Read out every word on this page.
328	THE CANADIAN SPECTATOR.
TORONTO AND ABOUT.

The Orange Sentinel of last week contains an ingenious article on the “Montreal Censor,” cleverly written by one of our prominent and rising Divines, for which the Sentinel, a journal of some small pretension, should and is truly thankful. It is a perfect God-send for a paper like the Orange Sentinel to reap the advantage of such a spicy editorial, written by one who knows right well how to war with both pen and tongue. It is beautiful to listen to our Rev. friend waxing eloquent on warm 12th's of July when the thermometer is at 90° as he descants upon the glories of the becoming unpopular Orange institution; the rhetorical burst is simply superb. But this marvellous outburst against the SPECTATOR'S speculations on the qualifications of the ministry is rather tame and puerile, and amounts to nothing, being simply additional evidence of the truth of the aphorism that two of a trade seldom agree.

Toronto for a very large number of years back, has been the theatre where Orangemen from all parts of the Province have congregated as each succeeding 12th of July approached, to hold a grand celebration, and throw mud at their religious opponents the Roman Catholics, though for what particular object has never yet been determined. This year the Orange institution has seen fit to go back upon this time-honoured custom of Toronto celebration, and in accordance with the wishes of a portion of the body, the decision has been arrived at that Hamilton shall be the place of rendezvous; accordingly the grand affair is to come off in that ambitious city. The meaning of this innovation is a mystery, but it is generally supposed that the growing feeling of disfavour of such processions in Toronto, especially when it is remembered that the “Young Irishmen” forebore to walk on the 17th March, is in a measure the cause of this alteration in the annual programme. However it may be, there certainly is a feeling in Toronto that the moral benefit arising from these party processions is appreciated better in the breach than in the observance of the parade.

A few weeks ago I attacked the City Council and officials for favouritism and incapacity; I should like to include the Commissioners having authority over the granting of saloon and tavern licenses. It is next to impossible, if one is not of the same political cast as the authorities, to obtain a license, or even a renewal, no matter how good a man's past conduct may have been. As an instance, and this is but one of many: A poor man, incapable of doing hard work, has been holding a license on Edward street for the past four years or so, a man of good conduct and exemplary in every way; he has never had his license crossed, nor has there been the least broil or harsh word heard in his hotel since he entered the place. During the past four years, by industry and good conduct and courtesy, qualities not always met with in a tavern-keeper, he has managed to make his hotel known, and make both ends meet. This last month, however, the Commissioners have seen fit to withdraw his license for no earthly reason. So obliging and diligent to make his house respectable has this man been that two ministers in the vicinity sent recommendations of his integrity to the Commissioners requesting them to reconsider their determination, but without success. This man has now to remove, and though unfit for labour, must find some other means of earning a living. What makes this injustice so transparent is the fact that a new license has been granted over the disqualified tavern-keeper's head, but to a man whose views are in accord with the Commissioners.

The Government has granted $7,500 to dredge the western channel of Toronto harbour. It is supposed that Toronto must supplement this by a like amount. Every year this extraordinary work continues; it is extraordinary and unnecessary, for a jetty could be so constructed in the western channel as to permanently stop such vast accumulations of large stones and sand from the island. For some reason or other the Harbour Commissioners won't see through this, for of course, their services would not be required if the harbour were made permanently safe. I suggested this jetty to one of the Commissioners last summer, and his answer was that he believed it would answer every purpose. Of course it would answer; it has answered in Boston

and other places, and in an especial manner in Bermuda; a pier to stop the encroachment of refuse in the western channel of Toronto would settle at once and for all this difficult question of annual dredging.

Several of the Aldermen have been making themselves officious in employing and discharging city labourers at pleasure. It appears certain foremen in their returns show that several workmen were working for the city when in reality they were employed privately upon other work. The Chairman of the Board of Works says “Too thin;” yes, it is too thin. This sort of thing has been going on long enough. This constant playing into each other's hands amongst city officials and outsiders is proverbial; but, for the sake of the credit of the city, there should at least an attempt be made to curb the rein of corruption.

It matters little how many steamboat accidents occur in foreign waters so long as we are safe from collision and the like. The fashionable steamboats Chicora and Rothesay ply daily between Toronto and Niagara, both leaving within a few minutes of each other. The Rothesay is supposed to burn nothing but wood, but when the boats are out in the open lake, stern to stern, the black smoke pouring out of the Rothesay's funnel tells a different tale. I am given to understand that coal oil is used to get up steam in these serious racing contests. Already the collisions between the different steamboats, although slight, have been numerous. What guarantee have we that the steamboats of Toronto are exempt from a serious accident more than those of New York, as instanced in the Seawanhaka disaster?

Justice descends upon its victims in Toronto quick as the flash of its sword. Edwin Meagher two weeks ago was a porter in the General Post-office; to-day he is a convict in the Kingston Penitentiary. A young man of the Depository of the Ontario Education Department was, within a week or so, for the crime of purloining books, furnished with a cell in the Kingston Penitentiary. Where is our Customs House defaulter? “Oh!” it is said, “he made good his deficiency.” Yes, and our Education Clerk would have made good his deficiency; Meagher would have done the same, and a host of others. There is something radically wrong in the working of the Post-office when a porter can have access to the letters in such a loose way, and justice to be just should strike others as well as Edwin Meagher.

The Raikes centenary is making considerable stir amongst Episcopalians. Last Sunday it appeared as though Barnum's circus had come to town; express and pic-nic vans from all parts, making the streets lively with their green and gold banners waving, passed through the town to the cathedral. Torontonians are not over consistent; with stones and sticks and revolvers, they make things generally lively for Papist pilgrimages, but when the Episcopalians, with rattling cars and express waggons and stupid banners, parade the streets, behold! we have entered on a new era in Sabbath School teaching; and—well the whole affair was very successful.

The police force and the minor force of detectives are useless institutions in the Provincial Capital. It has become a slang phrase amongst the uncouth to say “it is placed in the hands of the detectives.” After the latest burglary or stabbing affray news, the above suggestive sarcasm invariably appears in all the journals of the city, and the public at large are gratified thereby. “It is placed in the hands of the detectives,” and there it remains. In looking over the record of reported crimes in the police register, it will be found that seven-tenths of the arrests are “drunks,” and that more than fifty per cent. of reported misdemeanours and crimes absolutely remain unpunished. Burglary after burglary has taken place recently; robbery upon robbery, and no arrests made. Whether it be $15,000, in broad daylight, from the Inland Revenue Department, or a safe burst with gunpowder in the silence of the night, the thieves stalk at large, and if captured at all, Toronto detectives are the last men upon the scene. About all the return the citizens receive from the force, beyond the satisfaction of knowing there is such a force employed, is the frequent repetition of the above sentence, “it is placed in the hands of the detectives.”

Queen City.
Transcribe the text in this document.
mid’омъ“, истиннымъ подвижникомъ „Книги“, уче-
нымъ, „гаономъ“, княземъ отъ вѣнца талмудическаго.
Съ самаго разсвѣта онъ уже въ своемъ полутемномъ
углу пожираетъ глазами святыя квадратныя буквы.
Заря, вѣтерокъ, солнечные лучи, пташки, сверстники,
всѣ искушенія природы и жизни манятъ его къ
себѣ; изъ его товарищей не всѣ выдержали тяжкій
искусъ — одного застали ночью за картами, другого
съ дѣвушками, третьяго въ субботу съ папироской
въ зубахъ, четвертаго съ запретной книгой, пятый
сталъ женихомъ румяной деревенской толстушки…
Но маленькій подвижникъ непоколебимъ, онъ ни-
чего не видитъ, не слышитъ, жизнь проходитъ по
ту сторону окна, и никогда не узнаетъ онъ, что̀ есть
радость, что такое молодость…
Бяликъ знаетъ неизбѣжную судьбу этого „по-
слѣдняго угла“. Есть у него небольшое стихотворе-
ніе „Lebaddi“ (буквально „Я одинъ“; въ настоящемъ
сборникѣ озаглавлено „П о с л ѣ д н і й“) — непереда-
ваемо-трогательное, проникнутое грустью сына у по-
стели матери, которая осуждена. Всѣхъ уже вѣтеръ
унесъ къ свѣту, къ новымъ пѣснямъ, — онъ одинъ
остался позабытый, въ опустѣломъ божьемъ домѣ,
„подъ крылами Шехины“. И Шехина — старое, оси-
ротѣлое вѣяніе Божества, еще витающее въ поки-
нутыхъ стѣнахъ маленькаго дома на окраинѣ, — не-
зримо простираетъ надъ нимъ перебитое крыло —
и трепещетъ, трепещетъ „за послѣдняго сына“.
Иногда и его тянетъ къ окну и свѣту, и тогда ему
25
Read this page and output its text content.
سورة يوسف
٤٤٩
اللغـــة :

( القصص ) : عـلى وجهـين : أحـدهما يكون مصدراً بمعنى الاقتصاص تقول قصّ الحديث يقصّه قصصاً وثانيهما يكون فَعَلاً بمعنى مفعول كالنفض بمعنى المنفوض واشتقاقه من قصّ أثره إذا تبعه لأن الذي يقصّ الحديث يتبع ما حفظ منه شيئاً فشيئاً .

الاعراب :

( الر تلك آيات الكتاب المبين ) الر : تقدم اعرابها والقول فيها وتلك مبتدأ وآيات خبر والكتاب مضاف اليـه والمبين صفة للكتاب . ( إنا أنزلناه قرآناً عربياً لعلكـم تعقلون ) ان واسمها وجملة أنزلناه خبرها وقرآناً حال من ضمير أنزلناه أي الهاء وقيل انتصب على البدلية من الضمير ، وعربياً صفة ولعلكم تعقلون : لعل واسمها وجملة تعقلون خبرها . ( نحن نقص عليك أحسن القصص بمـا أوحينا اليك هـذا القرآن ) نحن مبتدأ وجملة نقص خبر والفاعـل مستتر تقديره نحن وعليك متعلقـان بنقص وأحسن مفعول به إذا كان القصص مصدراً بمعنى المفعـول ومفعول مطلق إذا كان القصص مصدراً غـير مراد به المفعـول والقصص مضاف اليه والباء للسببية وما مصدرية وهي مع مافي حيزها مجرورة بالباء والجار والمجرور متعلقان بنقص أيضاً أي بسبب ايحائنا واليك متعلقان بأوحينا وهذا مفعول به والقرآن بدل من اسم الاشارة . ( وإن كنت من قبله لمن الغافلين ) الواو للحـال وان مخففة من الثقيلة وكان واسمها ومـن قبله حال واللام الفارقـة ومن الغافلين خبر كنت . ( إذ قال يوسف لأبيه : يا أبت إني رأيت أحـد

WHAT THE TASK ASKS
List each line of the records that holds the string "were".

RESPONSE
The Government has granted $7,500 to dredge the western channel of Toronto harbour. It is supposed that Toronto must supplement this by a like amount. Every year this extraordinary work continues; it is extraordinary and unnecessary, for a jetty could be so constructed in the western channel as to permanently stop such vast accumulations of large stones and sand from the island. For some reason or other the Harbour Commissioners won't see through this, for of course, their services would not be required if the harbour were made permanently safe. I suggested this jetty to one of the Commissioners last summer, and his answer was that he believed it would answer every purpose. Of course it would answer; it has answered in Boston
Several of the Aldermen have been making themselves officious in employing and discharging city labourers at pleasure. It appears certain foremen in their returns show that several workmen were working for the city when in reality they were employed privately upon other work. The Chairman of the Board of Works says “Too thin;” yes, it is too thin. This sort of thing has been going on long enough. This constant playing into each other's hands amongst city officials and outsiders is proverbial; but, for the sake of the credit of the city, there should at least an attempt be made to curb the rein of corruption.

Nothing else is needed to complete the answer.